(Source records)
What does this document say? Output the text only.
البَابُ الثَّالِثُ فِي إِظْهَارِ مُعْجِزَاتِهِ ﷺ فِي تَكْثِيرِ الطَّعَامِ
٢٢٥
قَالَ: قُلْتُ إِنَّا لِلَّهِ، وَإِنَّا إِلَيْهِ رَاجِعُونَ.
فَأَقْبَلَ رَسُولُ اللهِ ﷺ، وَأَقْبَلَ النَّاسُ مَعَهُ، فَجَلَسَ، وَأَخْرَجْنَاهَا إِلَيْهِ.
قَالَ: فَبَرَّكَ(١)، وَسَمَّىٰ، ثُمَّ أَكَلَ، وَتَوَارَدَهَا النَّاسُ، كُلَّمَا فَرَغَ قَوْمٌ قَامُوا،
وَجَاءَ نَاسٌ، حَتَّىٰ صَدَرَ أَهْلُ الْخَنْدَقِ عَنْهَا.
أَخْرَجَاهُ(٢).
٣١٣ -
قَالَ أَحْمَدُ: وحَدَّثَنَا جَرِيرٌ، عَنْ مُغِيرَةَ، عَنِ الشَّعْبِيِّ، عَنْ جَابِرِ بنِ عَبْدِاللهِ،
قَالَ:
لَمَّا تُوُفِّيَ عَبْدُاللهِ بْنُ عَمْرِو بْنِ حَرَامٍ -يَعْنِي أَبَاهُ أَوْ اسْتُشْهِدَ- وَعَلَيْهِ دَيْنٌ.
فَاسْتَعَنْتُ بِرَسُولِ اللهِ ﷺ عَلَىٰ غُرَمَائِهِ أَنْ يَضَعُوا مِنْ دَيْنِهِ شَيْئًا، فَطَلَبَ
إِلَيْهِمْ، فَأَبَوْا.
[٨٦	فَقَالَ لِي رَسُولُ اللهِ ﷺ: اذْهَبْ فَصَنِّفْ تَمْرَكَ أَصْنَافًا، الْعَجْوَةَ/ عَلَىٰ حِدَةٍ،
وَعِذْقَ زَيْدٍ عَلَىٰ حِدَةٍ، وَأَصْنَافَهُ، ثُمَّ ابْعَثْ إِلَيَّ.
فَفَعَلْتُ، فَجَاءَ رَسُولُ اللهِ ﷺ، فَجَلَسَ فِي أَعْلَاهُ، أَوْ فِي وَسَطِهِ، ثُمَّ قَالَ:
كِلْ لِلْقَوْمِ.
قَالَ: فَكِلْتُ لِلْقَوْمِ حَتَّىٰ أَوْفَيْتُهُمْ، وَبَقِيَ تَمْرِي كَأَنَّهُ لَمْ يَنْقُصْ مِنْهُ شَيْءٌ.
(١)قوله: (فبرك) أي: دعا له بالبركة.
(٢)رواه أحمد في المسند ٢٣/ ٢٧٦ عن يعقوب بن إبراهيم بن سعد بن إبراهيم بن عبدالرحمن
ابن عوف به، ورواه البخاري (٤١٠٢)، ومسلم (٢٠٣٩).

# EXERCISE AIM
Among the entries above, how many lines include the word "الله"? Reply with the number only.

# FINAL RESULT
6